Write out the listing below in full and exactly, leaving out every picture.

————————

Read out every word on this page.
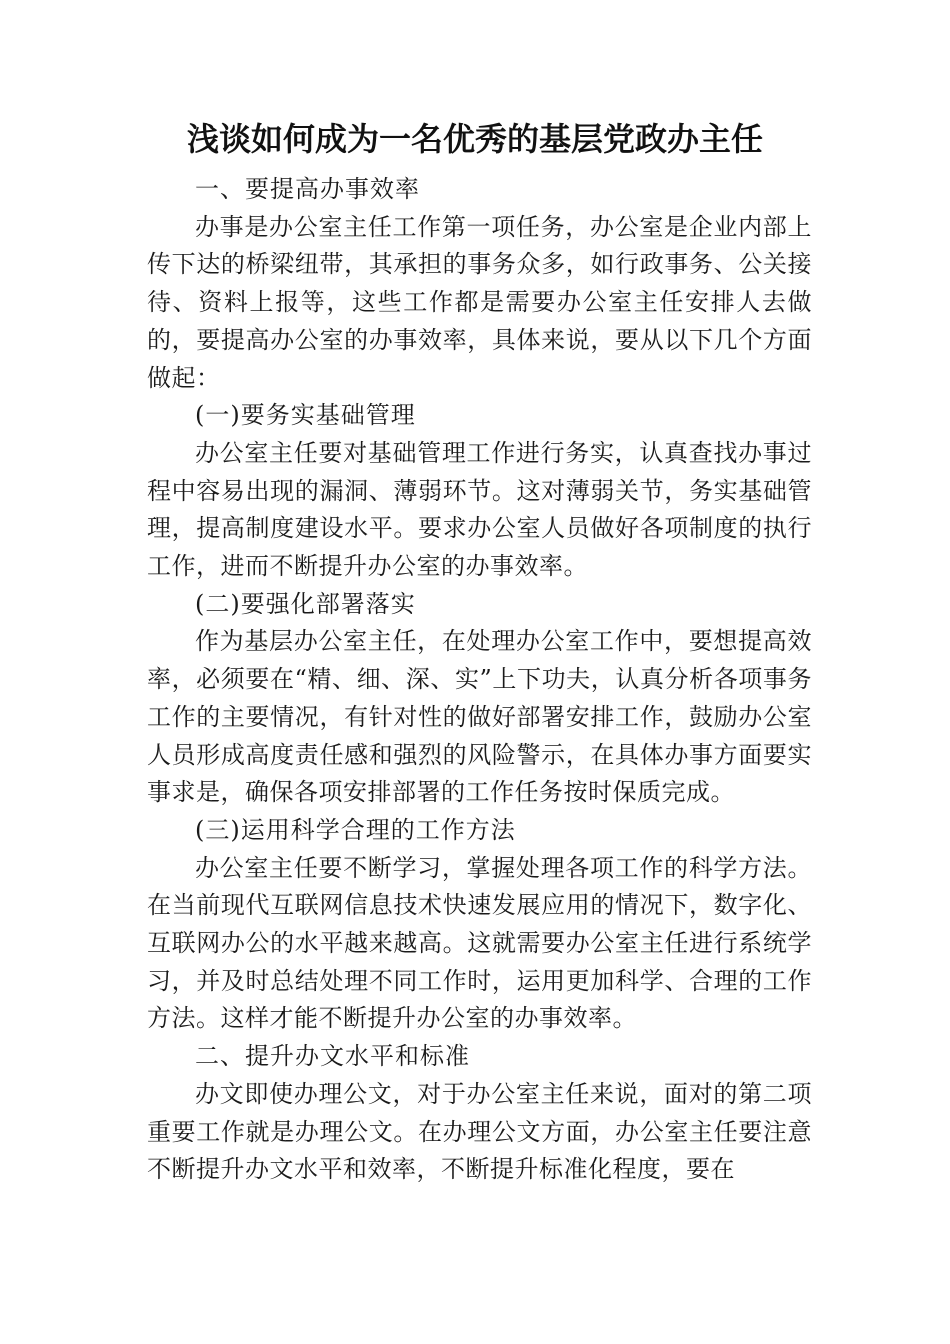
浅谈如何成为一名优秀的基层党政办主任

一、要提高办事效率

办事是办公室主任工作第一项任务，办公室是企业内部上传下达的桥梁纽带，其承担的事务众多，如行政事务、公关接待、资料上报等，这些工作都是需要办公室主任安排人去做的，要提高办公室的办事效率，具体来说，要从以下几个方面做起：

(一)要务实基础管理

办公室主任要对基础管理工作进行务实，认真查找办事过程中容易出现的漏洞、薄弱环节。这对薄弱关节，务实基础管理，提高制度建设水平。要求办公室人员做好各项制度的执行工作，进而不断提升办公室的办事效率。

(二)要强化部署落实

作为基层办公室主任，在处理办公室工作中，要想提高效率，必须要在“精、细、深、实”上下功夫，认真分析各项事务工作的主要情况，有针对性的做好部署安排工作，鼓励办公室人员形成高度责任感和强烈的风险警示，在具体办事方面要实事求是，确保各项安排部署的工作任务按时保质完成。

(三)运用科学合理的工作方法

办公室主任要不断学习，掌握处理各项工作的科学方法。在当前现代互联网信息技术快速发展应用的情况下，数字化、互联网办公的水平越来越高。这就需要办公室主任进行系统学习，并及时总结处理不同工作时，运用更加科学、合理的工作方法。这样才能不断提升办公室的办事效率。

二、提升办文水平和标准

办文即使办理公文，对于办公室主任来说，面对的第二项重要工作就是办理公文。在办理公文方面，办公室主任要注意不断提升办文水平和效率，不断提升标准化程度，要在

————————

Answer for the task.
Read out every word on this page.
浅谈如何成为一名优秀的基层党政办主任

一、要提高办事效率

办事是办公室主任工作第一项任务，办公室是企业内部上传下达的桥梁纽带，其承担的事务众多，如行政事务、公关接待、资料上报等，这些工作都是需要办公室主任安排人去做的，要提高办公室的办事效率，具体来说，要从以下几个方面做起：

(一)要务实基础管理

办公室主任要对基础管理工作进行务实，认真查找办事过程中容易出现的漏洞、薄弱环节。这对薄弱关节，务实基础管理，提高制度建设水平。要求办公室人员做好各项制度的执行工作，进而不断提升办公室的办事效率。

(二)要强化部署落实

作为基层办公室主任，在处理办公室工作中，要想提高效率，必须要在“精、细、深、实”上下功夫，认真分析各项事务工作的主要情况，有针对性的做好部署安排工作，鼓励办公室人员形成高度责任感和强烈的风险警示，在具体办事方面要实事求是，确保各项安排部署的工作任务按时保质完成。

(三)运用科学合理的工作方法

办公室主任要不断学习，掌握处理各项工作的科学方法。在当前现代互联网信息技术快速发展应用的情况下，数字化、互联网办公的水平越来越高。这就需要办公室主任进行系统学习，并及时总结处理不同工作时，运用更加科学、合理的工作方法。这样才能不断提升办公室的办事效率。

二、提升办文水平和标准

办文即使办理公文，对于办公室主任来说，面对的第二项重要工作就是办理公文。在办理公文方面，办公室主任要注意不断提升办文水平和效率，不断提升标准化程度，要在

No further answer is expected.